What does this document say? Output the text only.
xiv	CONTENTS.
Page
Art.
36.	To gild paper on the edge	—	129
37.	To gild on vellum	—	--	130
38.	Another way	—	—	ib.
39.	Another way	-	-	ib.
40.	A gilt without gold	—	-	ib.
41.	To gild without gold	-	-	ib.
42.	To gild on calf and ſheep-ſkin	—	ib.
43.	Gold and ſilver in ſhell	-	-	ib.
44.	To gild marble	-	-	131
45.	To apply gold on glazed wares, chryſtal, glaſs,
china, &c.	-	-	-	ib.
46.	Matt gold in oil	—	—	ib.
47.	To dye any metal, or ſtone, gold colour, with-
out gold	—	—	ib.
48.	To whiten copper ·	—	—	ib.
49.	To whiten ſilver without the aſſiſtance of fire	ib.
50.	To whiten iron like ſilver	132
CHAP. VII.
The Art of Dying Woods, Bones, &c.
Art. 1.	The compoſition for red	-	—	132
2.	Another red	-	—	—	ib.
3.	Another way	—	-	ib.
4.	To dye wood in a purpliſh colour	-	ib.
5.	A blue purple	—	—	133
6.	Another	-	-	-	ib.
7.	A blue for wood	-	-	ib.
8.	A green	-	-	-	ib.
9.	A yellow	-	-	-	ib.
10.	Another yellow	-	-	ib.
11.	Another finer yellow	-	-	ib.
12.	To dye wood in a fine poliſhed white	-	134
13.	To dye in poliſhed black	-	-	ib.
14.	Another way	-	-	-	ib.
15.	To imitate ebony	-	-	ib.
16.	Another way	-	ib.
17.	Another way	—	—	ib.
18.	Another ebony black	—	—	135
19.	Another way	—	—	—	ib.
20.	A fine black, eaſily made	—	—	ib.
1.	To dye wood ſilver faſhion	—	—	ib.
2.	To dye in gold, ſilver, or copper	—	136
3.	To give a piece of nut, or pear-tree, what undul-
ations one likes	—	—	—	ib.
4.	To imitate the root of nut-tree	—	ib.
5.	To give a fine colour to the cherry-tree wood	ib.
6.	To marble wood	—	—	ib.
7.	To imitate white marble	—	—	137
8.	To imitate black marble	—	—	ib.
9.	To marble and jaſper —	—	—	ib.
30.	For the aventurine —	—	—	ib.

####################

Problem requirements —
Extract every record. Keep wording exact.

Exercise answer —
What does this document say? Output the text only.
xiv	CONTENTS.
Page
Art.
36.	To gild paper on the edge	—	129
37.	To gild on vellum	—	--	130
38.	Another way	—	—	ib.
39.	Another way	-	-	ib.
40.	A gilt without gold	—	-	ib.
41.	To gild without gold	-	-	ib.
42.	To gild on calf and ſheep-ſkin	—	ib.
43.	Gold and ſilver in ſhell	-	-	ib.
44.	To gild marble	-	-	131
45.	To apply gold on glazed wares, chryſtal, glaſs,
china, &c.	-	-	-	ib.
46.	Matt gold in oil	—	—	ib.
47.	To dye any metal, or ſtone, gold colour, with-
out gold	—	—	ib.
48.	To whiten copper ·	—	—	ib.
49.	To whiten ſilver without the aſſiſtance of fire	ib.
50.	To whiten iron like ſilver	132
CHAP. VII.
The Art of Dying Woods, Bones, &c.
Art. 1.	The compoſition for red	-	—	132
2.	Another red	-	—	—	ib.
3.	Another way	—	-	ib.
4.	To dye wood in a purpliſh colour	-	ib.
5.	A blue purple	—	—	133
6.	Another	-	-	-	ib.
7.	A blue for wood	-	-	ib.
8.	A green	-	-	-	ib.
9.	A yellow	-	-	-	ib.
10.	Another yellow	-	-	ib.
11.	Another finer yellow	-	-	ib.
12.	To dye wood in a fine poliſhed white	-	134
13.	To dye in poliſhed black	-	-	ib.
14.	Another way	-	-	-	ib.
15.	To imitate ebony	-	-	ib.
16.	Another way	-	ib.
17.	Another way	—	—	ib.
18.	Another ebony black	—	—	135
19.	Another way	—	—	—	ib.
20.	A fine black, eaſily made	—	—	ib.
1.	To dye wood ſilver faſhion	—	—	ib.
2.	To dye in gold, ſilver, or copper	—	136
3.	To give a piece of nut, or pear-tree, what undul-
ations one likes	—	—	—	ib.
4.	To imitate the root of nut-tree	—	ib.
5.	To give a fine colour to the cherry-tree wood	ib.
6.	To marble wood	—	—	ib.
7.	To imitate white marble	—	—	137
8.	To imitate black marble	—	—	ib.
9.	To marble and jaſper —	—	—	ib.
30.	For the aventurine —	—	—	ib.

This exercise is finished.